[Records excerpted from a collection]
+ + +
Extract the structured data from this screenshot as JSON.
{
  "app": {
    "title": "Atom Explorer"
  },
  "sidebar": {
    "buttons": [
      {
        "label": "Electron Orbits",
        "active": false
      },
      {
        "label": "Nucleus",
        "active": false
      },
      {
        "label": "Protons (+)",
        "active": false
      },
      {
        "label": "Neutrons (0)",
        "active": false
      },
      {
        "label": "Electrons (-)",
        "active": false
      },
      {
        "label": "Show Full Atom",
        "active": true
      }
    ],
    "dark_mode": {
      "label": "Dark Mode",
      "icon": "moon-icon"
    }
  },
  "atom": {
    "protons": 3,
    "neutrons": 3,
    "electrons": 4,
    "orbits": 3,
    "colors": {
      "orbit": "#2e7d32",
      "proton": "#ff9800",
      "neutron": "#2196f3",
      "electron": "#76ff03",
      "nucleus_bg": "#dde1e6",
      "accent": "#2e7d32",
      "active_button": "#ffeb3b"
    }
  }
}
+ + +
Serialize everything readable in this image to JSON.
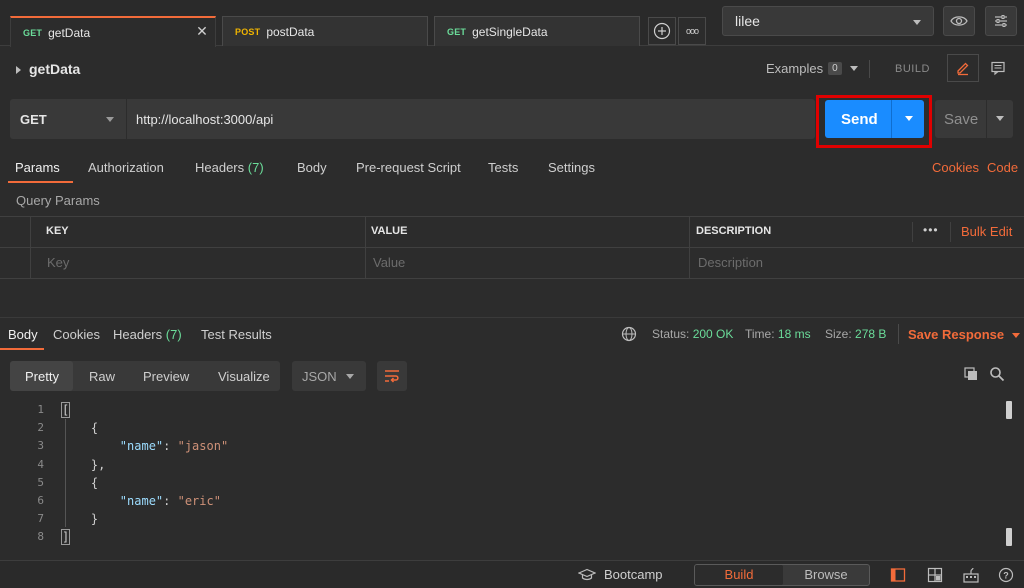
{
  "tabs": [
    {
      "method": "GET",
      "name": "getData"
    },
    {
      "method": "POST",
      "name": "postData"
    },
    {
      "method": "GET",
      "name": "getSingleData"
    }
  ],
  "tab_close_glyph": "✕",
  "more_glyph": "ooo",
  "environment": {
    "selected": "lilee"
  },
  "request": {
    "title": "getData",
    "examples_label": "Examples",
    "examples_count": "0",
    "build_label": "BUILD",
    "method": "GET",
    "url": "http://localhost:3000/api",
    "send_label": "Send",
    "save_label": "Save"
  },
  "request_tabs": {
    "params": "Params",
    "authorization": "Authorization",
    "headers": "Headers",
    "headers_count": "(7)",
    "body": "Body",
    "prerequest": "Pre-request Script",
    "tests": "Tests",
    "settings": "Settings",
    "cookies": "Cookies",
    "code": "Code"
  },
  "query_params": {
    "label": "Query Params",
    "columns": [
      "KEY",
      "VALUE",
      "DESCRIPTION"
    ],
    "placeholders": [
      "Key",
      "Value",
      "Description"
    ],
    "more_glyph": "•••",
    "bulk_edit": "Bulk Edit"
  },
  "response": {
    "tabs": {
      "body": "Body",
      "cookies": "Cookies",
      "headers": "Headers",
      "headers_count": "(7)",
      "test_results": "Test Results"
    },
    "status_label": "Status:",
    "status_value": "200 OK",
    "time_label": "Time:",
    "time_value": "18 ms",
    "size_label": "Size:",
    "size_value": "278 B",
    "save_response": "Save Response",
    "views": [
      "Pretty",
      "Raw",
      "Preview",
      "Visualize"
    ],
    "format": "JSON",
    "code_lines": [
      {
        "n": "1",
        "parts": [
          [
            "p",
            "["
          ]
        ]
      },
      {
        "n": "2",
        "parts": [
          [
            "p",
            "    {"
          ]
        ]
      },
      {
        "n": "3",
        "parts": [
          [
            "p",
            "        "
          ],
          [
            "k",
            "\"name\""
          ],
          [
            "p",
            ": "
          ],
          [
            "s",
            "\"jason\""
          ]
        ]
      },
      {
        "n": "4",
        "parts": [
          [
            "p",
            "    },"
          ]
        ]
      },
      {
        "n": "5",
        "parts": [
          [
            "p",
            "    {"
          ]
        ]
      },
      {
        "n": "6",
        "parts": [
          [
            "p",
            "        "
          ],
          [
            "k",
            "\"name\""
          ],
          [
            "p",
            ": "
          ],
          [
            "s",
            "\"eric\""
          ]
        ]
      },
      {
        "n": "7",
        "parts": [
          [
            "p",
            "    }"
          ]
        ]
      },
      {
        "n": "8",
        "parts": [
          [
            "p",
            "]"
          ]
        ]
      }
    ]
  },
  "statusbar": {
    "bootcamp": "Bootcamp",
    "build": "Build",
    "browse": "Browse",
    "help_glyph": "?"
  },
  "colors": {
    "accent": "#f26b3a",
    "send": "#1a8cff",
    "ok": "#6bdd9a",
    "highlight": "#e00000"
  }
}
+ + +
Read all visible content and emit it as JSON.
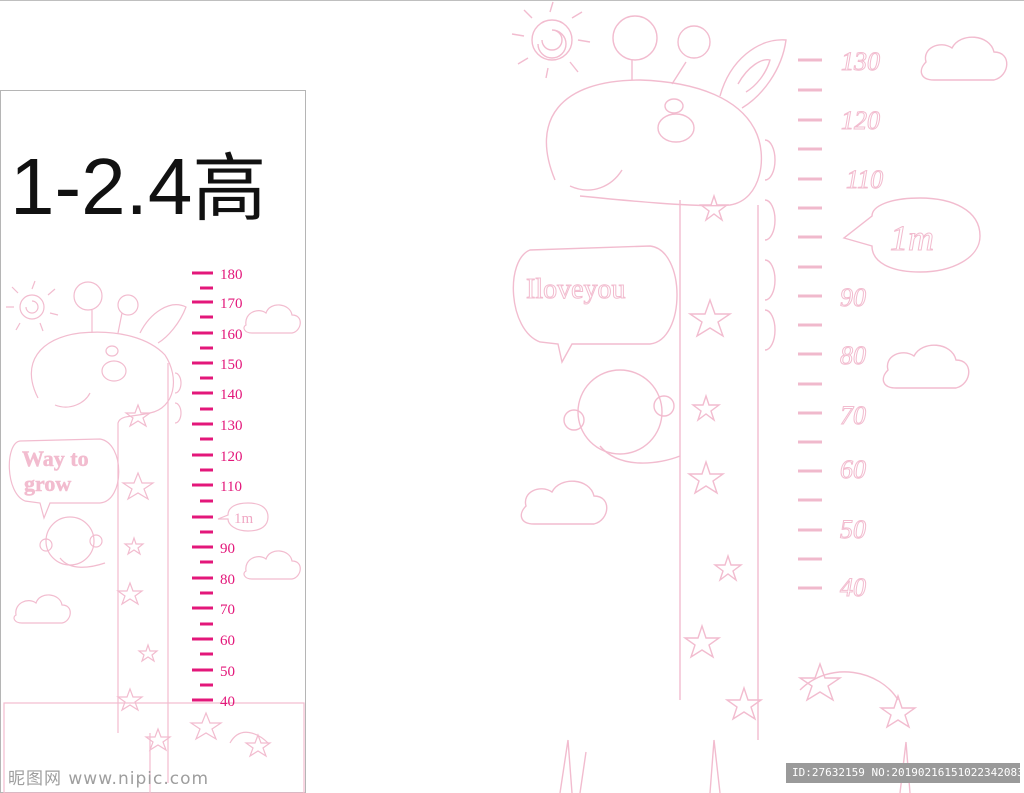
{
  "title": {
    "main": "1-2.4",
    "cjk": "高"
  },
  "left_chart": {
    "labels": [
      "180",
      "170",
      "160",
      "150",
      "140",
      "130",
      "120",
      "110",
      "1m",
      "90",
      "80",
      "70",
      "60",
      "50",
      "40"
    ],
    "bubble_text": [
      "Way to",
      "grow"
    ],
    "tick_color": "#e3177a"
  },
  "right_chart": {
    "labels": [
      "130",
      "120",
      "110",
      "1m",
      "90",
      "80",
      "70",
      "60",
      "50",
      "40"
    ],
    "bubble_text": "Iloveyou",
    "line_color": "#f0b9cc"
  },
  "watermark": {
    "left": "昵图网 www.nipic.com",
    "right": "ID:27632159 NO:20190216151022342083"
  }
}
+ + +
PROMPT: Return all lines containing "this".

WRITTEN RESPONSE:
Extract the structured data from this screenshot as JSON.
Serialize everything readable in this image to JSON.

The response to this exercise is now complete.